■ DIRECTIVE
Please copy the records below word for word, leaving out the pictures.

■ DATA
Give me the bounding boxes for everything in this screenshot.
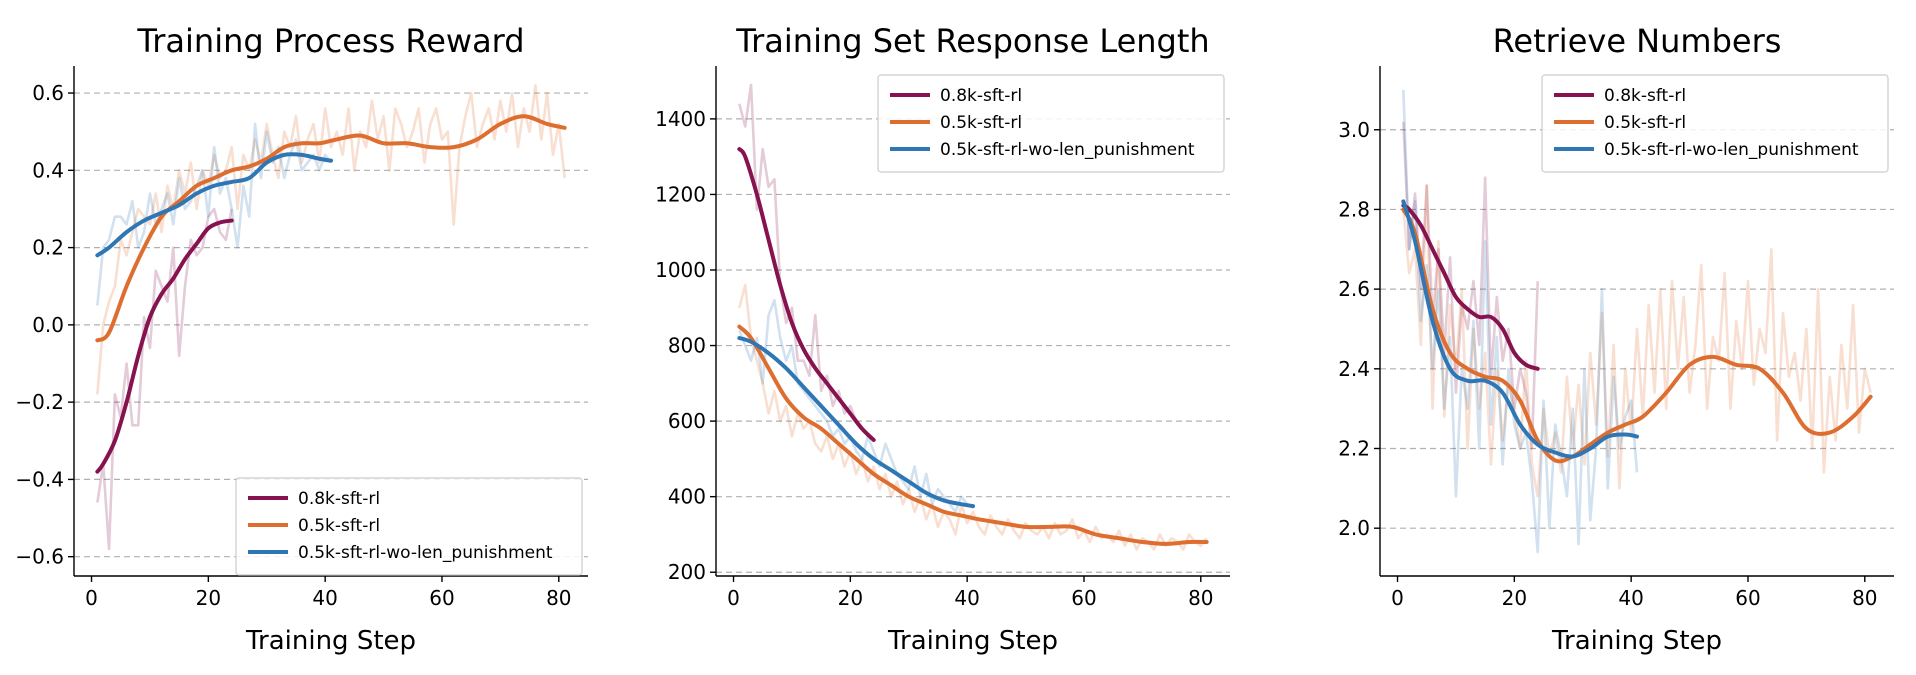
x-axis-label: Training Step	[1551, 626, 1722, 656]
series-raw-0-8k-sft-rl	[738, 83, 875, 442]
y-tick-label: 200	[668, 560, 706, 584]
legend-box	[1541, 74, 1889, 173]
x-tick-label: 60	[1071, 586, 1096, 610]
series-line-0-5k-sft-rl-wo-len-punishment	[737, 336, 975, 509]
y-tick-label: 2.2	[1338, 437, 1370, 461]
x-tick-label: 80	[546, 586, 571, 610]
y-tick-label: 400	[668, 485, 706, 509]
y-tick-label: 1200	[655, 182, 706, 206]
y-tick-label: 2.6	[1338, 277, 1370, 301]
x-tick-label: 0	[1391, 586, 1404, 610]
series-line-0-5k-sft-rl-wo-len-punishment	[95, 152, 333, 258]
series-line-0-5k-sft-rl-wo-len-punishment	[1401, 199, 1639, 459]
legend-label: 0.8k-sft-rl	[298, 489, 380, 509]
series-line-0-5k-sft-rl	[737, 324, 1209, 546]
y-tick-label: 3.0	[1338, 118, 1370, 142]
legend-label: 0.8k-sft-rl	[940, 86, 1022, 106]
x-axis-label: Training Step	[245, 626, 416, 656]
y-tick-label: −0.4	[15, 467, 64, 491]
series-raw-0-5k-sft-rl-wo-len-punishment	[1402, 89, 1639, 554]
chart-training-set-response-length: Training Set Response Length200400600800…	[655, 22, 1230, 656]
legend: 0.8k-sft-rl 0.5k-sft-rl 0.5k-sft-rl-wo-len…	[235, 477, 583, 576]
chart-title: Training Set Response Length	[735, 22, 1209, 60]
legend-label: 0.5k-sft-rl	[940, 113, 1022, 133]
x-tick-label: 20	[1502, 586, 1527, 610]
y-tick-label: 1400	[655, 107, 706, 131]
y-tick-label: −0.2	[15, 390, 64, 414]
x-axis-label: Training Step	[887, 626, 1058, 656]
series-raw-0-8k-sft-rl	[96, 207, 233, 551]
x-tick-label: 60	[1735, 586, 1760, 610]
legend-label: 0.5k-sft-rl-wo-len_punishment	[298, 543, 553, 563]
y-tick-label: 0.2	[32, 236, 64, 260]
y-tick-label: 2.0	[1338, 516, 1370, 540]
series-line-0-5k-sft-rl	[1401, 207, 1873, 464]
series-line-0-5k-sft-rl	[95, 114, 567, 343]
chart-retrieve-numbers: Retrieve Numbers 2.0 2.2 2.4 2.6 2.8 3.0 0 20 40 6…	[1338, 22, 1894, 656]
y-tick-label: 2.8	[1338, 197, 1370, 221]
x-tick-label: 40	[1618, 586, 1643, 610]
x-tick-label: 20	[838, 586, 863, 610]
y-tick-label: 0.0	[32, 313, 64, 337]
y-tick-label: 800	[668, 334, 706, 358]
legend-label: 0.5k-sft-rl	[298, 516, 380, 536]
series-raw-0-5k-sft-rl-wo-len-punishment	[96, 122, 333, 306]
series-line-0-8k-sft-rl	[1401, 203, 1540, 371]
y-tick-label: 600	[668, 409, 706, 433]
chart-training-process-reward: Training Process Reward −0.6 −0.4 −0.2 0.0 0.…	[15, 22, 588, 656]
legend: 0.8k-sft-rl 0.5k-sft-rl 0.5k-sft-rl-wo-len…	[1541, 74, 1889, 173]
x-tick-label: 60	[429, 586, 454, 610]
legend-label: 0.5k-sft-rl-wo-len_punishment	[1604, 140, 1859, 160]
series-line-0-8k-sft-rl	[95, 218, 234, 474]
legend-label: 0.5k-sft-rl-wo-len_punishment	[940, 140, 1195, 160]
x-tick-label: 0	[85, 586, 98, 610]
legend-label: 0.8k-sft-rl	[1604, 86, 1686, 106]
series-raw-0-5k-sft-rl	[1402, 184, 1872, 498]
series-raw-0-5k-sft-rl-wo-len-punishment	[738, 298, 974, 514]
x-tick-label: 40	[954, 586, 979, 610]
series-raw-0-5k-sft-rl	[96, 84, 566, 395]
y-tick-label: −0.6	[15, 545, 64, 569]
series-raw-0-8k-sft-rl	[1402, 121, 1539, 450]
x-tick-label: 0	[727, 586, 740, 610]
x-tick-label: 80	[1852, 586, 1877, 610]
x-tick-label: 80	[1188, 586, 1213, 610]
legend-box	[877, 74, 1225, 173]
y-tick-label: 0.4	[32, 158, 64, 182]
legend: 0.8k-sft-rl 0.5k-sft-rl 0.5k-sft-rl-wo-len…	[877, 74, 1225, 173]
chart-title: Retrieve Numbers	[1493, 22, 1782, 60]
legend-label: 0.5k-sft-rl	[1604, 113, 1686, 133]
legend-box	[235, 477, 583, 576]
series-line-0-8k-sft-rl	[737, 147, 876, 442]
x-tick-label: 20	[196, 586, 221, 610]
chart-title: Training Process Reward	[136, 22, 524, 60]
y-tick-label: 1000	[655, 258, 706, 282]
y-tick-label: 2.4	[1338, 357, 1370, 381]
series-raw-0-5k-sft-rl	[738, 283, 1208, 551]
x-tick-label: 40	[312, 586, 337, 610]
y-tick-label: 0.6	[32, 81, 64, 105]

■ ANSWER BELOW
Give me the bounding boxes for everything in this screenshot.
x-axis-label: Training Step	[1551, 626, 1722, 656]
series-raw-0-8k-sft-rl	[738, 83, 875, 442]
y-tick-label: 200	[668, 560, 706, 584]
legend-box	[1541, 74, 1889, 173]
x-tick-label: 60	[1071, 586, 1096, 610]
series-line-0-5k-sft-rl-wo-len-punishment	[737, 336, 975, 509]
y-tick-label: 2.2	[1338, 437, 1370, 461]
x-tick-label: 80	[546, 586, 571, 610]
y-tick-label: 400	[668, 485, 706, 509]
y-tick-label: 1200	[655, 182, 706, 206]
y-tick-label: 2.6	[1338, 277, 1370, 301]
x-tick-label: 0	[1391, 586, 1404, 610]
series-line-0-5k-sft-rl-wo-len-punishment	[95, 152, 333, 258]
series-line-0-5k-sft-rl-wo-len-punishment	[1401, 199, 1639, 459]
legend-label: 0.8k-sft-rl	[298, 489, 380, 509]
series-line-0-5k-sft-rl	[737, 324, 1209, 546]
y-tick-label: 3.0	[1338, 118, 1370, 142]
legend-label: 0.8k-sft-rl	[940, 86, 1022, 106]
x-axis-label: Training Step	[245, 626, 416, 656]
y-tick-label: −0.4	[15, 467, 64, 491]
series-raw-0-5k-sft-rl-wo-len-punishment	[1402, 89, 1639, 554]
chart-training-set-response-length: Training Set Response Length200400600800…	[655, 22, 1230, 656]
legend: 0.8k-sft-rl 0.5k-sft-rl 0.5k-sft-rl-wo-len…	[235, 477, 583, 576]
chart-title: Training Set Response Length	[735, 22, 1209, 60]
legend-label: 0.5k-sft-rl	[940, 113, 1022, 133]
x-tick-label: 20	[1502, 586, 1527, 610]
y-tick-label: 1400	[655, 107, 706, 131]
y-tick-label: −0.2	[15, 390, 64, 414]
x-axis-label: Training Step	[887, 626, 1058, 656]
series-raw-0-8k-sft-rl	[96, 207, 233, 551]
x-tick-label: 60	[1735, 586, 1760, 610]
legend-label: 0.5k-sft-rl-wo-len_punishment	[298, 543, 553, 563]
y-tick-label: 0.2	[32, 236, 64, 260]
y-tick-label: 2.0	[1338, 516, 1370, 540]
series-line-0-5k-sft-rl	[1401, 207, 1873, 464]
series-line-0-5k-sft-rl	[95, 114, 567, 343]
chart-retrieve-numbers: Retrieve Numbers 2.0 2.2 2.4 2.6 2.8 3.0 0 20 40 6…	[1338, 22, 1894, 656]
y-tick-label: 2.8	[1338, 197, 1370, 221]
x-tick-label: 40	[1618, 586, 1643, 610]
x-tick-label: 20	[838, 586, 863, 610]
y-tick-label: 0.0	[32, 313, 64, 337]
y-tick-label: 800	[668, 334, 706, 358]
legend-label: 0.5k-sft-rl	[298, 516, 380, 536]
series-raw-0-5k-sft-rl-wo-len-punishment	[96, 122, 333, 306]
series-line-0-8k-sft-rl	[1401, 203, 1540, 371]
y-tick-label: 600	[668, 409, 706, 433]
chart-training-process-reward: Training Process Reward −0.6 −0.4 −0.2 0.0 0.…	[15, 22, 588, 656]
legend: 0.8k-sft-rl 0.5k-sft-rl 0.5k-sft-rl-wo-len…	[1541, 74, 1889, 173]
x-tick-label: 60	[429, 586, 454, 610]
legend-label: 0.5k-sft-rl-wo-len_punishment	[1604, 140, 1859, 160]
series-line-0-8k-sft-rl	[95, 218, 234, 474]
legend-label: 0.5k-sft-rl-wo-len_punishment	[940, 140, 1195, 160]
x-tick-label: 0	[85, 586, 98, 610]
legend-label: 0.8k-sft-rl	[1604, 86, 1686, 106]
series-raw-0-5k-sft-rl	[1402, 184, 1872, 498]
series-raw-0-5k-sft-rl-wo-len-punishment	[738, 298, 974, 514]
x-tick-label: 40	[954, 586, 979, 610]
series-raw-0-5k-sft-rl	[96, 84, 566, 395]
y-tick-label: −0.6	[15, 545, 64, 569]
series-raw-0-8k-sft-rl	[1402, 121, 1539, 450]
x-tick-label: 0	[727, 586, 740, 610]
x-tick-label: 80	[1852, 586, 1877, 610]
x-tick-label: 80	[1188, 586, 1213, 610]
legend-box	[877, 74, 1225, 173]
y-tick-label: 0.4	[32, 158, 64, 182]
legend: 0.8k-sft-rl 0.5k-sft-rl 0.5k-sft-rl-wo-len…	[877, 74, 1225, 173]
chart-title: Retrieve Numbers	[1493, 22, 1782, 60]
legend-label: 0.5k-sft-rl	[1604, 113, 1686, 133]
legend-box	[235, 477, 583, 576]
series-line-0-8k-sft-rl	[737, 147, 876, 442]
x-tick-label: 20	[196, 586, 221, 610]
chart-title: Training Process Reward	[136, 22, 524, 60]
y-tick-label: 1000	[655, 258, 706, 282]
y-tick-label: 2.4	[1338, 357, 1370, 381]
series-raw-0-5k-sft-rl	[738, 283, 1208, 551]
x-tick-label: 40	[312, 586, 337, 610]
y-tick-label: 0.6	[32, 81, 64, 105]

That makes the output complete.